**THE PROBLEM:**
Make an exact copy of the lines, leaving the pictures out.
═══ DATA LINES
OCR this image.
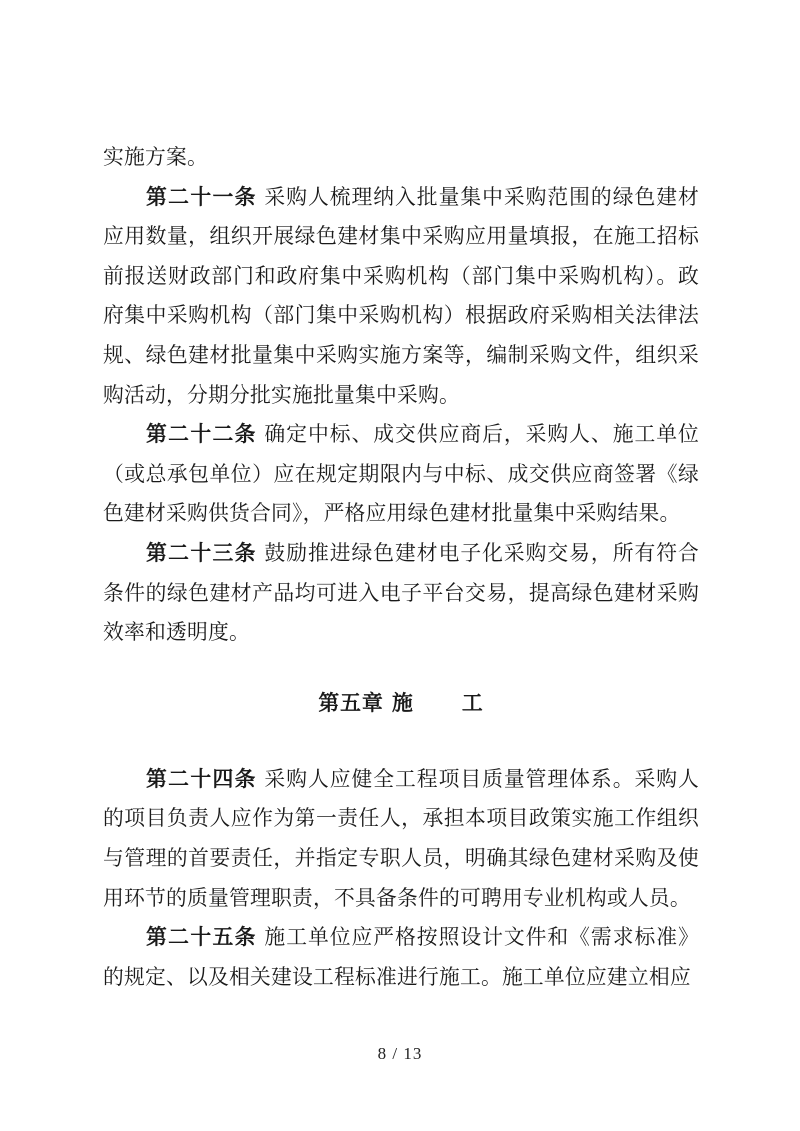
实施方案。

第二十一条 采购人梳理纳入批量集中采购范围的绿色建材应用数量，组织开展绿色建材集中采购应用量填报，在施工招标前报送财政部门和政府集中采购机构（部门集中采购机构）。政府集中采购机构（部门集中采购机构）根据政府采购相关法律法规、绿色建材批量集中采购实施方案等，编制采购文件，组织采购活动，分期分批实施批量集中采购。

第二十二条 确定中标、成交供应商后，采购人、施工单位（或总承包单位）应在规定期限内与中标、成交供应商签署《绿色建材采购供货合同》，严格应用绿色建材批量集中采购结果。

第二十三条 鼓励推进绿色建材电子化采购交易，所有符合条件的绿色建材产品均可进入电子平台交易，提高绿色建材采购效率和透明度。

第五章 施 工

第二十四条 采购人应健全工程项目质量管理体系。采购人的项目负责人应作为第一责任人，承担本项目政策实施工作组织与管理的首要责任，并指定专职人员，明确其绿色建材采购及使用环节的质量管理职责，不具备条件的可聘用专业机构或人员。

第二十五条 施工单位应严格按照设计文件和《需求标准》的规定、以及相关建设工程标准进行施工。施工单位应建立相应

8 / 13
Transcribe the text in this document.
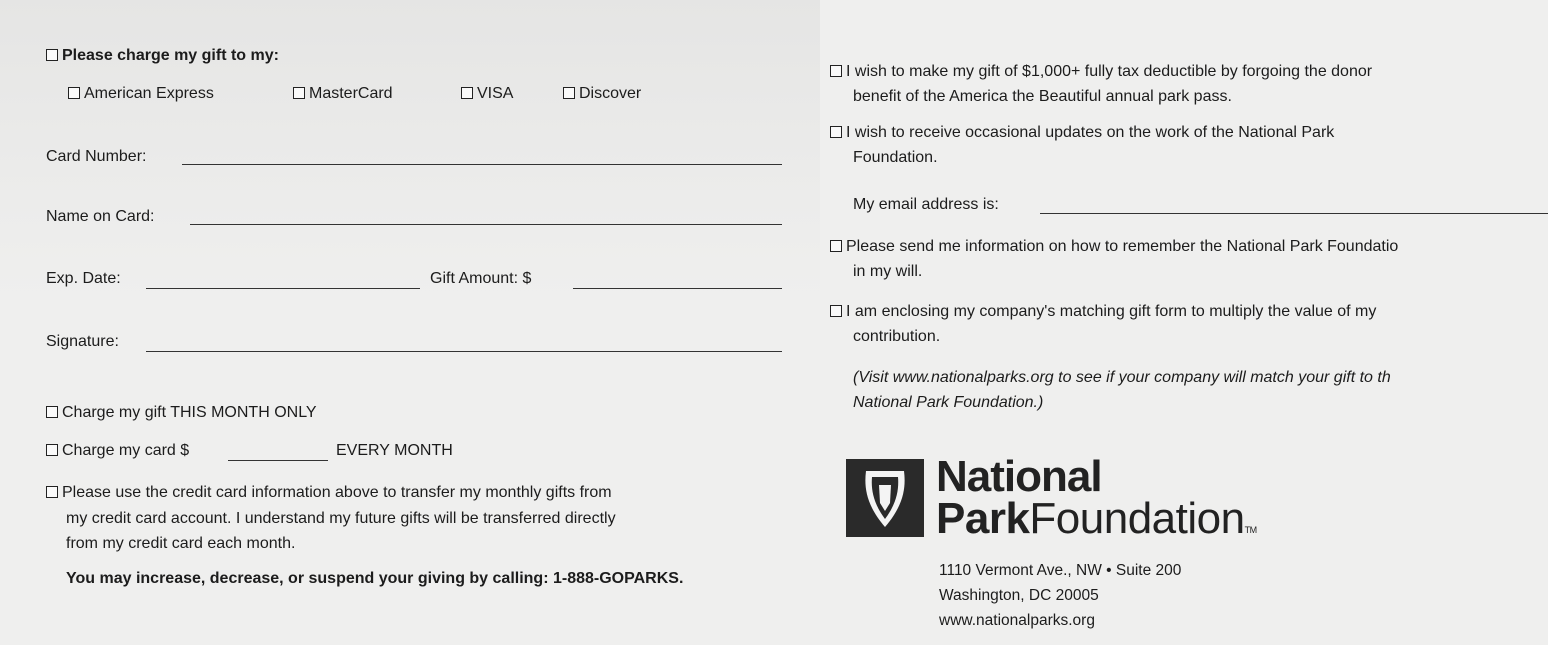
Please charge my gift to my:
American Express	MasterCard	VISA	Discover
Card Number:
Name on Card:
Exp. Date:	Gift Amount: $
Signature:
Charge my gift THIS MONTH ONLY
Charge my card $	EVERY MONTH
Please use the credit card information above to transfer my monthly gifts from
my credit card account. I understand my future gifts will be transferred directly
from my credit card each month.
You may increase, decrease, or suspend your giving by calling: 1-888-GOPARKS.
I wish to make my gift of $1,000+ fully tax deductible by forgoing the donor
benefit of the America the Beautiful annual park pass.
I wish to receive occasional updates on the work of the National Park
Foundation.
My email address is:
Please send me information on how to remember the National Park Foundatio
in my will.
I am enclosing my company's matching gift form to multiply the value of my
contribution.
(Visit www.nationalparks.org to see if your company will match your gift to th
National Park Foundation.)
National
ParkFoundationTM
1110 Vermont Ave., NW • Suite 200
Washington, DC 20005
www.nationalparks.org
══════
**WORKED SOLUTION:**
OCR this image.
实施方案。

第二十一条 采购人梳理纳入批量集中采购范围的绿色建材应用数量，组织开展绿色建材集中采购应用量填报，在施工招标前报送财政部门和政府集中采购机构（部门集中采购机构）。政府集中采购机构（部门集中采购机构）根据政府采购相关法律法规、绿色建材批量集中采购实施方案等，编制采购文件，组织采购活动，分期分批实施批量集中采购。

第二十二条 确定中标、成交供应商后，采购人、施工单位（或总承包单位）应在规定期限内与中标、成交供应商签署《绿色建材采购供货合同》，严格应用绿色建材批量集中采购结果。

第二十三条 鼓励推进绿色建材电子化采购交易，所有符合条件的绿色建材产品均可进入电子平台交易，提高绿色建材采购效率和透明度。

第五章 施 工

第二十四条 采购人应健全工程项目质量管理体系。采购人的项目负责人应作为第一责任人，承担本项目政策实施工作组织与管理的首要责任，并指定专职人员，明确其绿色建材采购及使用环节的质量管理职责，不具备条件的可聘用专业机构或人员。

第二十五条 施工单位应严格按照设计文件和《需求标准》的规定、以及相关建设工程标准进行施工。施工单位应建立相应

8 / 13
Transcribe the text in this document.
Please charge my gift to my:
American Express	MasterCard	VISA	Discover
Card Number:
Name on Card:
Exp. Date:	Gift Amount: $
Signature:
Charge my gift THIS MONTH ONLY
Charge my card $	EVERY MONTH
Please use the credit card information above to transfer my monthly gifts from
my credit card account. I understand my future gifts will be transferred directly
from my credit card each month.
You may increase, decrease, or suspend your giving by calling: 1-888-GOPARKS.
I wish to make my gift of $1,000+ fully tax deductible by forgoing the donor
benefit of the America the Beautiful annual park pass.
I wish to receive occasional updates on the work of the National Park
Foundation.
My email address is:
Please send me information on how to remember the National Park Foundatio
in my will.
I am enclosing my company's matching gift form to multiply the value of my
contribution.
(Visit www.nationalparks.org to see if your company will match your gift to th
National Park Foundation.)
National
ParkFoundationTM
1110 Vermont Ave., NW • Suite 200
Washington, DC 20005
www.nationalparks.org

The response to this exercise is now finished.